-------- RECORDS SHOWN --------
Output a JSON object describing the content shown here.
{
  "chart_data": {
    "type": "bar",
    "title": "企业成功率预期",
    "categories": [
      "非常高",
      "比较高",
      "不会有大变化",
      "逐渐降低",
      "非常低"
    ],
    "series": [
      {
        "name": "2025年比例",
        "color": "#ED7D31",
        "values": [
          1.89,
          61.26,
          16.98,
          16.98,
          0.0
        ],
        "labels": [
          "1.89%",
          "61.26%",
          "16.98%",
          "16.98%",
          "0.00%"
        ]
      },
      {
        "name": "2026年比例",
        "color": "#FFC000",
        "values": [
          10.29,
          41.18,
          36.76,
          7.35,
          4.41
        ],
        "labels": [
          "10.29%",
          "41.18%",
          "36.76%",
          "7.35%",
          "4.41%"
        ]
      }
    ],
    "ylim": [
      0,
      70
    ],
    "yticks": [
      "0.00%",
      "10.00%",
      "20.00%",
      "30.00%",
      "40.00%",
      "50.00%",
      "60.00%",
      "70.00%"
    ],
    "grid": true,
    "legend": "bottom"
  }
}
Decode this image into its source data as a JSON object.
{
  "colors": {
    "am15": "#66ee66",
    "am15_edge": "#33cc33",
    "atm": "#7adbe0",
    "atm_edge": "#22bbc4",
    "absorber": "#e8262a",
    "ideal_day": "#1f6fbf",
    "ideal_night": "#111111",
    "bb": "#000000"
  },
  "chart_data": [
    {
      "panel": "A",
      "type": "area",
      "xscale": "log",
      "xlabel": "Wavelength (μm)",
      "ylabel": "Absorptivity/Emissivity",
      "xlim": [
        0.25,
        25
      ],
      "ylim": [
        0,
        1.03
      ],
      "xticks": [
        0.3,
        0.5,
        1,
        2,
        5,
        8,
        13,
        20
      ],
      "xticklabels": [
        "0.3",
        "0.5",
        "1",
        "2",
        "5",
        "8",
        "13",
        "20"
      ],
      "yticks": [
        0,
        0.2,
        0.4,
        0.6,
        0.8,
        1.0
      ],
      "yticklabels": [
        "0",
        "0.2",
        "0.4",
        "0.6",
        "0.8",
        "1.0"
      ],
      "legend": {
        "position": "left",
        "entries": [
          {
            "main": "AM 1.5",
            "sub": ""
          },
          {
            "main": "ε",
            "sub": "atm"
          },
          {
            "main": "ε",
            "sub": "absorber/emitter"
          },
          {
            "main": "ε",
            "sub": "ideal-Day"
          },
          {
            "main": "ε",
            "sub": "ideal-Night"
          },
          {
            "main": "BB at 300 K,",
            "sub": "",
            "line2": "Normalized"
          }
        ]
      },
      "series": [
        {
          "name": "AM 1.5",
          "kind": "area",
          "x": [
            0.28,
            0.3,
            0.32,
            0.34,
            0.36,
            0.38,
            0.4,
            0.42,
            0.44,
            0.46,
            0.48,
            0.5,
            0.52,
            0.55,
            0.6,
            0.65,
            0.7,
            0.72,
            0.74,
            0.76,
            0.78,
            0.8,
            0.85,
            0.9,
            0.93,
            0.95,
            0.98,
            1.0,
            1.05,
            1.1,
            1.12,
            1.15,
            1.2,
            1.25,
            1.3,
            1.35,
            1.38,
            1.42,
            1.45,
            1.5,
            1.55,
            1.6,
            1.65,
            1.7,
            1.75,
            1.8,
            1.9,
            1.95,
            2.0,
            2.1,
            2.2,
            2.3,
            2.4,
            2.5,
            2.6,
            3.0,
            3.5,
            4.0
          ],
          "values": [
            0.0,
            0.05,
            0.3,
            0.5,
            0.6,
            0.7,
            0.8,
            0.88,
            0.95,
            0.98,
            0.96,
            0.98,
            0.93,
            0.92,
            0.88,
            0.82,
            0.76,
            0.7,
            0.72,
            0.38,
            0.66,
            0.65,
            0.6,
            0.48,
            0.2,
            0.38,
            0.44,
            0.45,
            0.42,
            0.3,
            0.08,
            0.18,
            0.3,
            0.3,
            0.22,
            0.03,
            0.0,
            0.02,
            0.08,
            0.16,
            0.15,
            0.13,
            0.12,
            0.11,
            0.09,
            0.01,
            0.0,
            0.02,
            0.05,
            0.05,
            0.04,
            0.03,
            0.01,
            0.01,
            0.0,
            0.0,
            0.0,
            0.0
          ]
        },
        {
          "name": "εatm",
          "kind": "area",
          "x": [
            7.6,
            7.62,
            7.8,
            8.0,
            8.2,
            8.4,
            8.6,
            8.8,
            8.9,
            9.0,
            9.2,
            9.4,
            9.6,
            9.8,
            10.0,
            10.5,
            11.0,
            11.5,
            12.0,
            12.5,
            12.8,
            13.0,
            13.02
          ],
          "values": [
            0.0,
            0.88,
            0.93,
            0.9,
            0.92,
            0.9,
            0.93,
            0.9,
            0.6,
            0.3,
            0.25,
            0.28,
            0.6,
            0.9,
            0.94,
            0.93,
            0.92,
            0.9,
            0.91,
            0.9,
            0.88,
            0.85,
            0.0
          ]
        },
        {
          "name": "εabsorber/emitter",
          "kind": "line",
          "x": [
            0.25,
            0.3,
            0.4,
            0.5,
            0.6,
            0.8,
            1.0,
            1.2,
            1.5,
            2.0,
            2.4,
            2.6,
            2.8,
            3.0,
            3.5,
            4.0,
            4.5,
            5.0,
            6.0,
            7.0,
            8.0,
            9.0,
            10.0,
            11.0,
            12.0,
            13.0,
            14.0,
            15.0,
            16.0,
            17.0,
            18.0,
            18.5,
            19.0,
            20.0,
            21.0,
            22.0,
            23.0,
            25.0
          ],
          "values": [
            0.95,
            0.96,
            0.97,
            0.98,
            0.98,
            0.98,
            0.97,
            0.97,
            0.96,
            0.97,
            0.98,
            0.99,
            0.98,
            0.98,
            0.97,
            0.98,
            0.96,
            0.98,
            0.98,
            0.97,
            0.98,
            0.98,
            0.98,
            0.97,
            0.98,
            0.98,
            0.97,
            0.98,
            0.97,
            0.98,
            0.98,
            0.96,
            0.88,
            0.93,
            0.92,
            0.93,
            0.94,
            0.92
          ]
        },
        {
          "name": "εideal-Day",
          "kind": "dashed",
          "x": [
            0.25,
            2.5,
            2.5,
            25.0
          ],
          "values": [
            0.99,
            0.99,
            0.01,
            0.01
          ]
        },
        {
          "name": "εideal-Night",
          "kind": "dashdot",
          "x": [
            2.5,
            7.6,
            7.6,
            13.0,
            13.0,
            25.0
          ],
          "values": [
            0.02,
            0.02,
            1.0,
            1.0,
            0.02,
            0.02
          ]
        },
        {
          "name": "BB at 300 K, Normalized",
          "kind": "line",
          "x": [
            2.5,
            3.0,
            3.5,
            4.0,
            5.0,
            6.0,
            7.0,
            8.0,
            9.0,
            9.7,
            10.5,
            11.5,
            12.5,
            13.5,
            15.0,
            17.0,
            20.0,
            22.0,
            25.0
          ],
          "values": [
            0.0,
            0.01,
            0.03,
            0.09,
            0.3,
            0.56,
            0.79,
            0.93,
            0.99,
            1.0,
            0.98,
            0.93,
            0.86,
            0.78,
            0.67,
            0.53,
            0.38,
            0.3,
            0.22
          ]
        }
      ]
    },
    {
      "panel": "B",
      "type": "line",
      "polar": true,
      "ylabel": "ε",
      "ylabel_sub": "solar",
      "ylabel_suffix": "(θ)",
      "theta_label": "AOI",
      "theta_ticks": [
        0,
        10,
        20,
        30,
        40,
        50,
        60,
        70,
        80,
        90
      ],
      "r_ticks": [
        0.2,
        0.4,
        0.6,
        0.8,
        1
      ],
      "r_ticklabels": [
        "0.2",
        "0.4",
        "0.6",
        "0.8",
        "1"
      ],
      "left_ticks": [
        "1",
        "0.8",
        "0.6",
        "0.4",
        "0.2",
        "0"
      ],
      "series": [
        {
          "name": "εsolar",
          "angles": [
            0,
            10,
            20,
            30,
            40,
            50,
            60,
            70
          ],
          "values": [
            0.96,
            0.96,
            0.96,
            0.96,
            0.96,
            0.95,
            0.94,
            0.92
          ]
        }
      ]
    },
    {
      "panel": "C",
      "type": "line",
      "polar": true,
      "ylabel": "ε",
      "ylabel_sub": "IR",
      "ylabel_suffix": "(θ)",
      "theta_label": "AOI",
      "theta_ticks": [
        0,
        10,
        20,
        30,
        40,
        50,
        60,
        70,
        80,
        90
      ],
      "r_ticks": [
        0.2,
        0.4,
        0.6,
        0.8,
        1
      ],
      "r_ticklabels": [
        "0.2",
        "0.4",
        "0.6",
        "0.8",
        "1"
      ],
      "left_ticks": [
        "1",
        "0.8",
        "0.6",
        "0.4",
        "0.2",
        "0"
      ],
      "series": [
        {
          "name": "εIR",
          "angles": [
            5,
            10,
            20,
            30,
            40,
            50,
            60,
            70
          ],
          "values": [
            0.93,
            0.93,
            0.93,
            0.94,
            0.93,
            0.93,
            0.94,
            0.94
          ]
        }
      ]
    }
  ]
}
--------
SET TASK:
Each line that holds the string "emitter" counts once; give the total and nothing else.

WRITTEN ANSWER:
2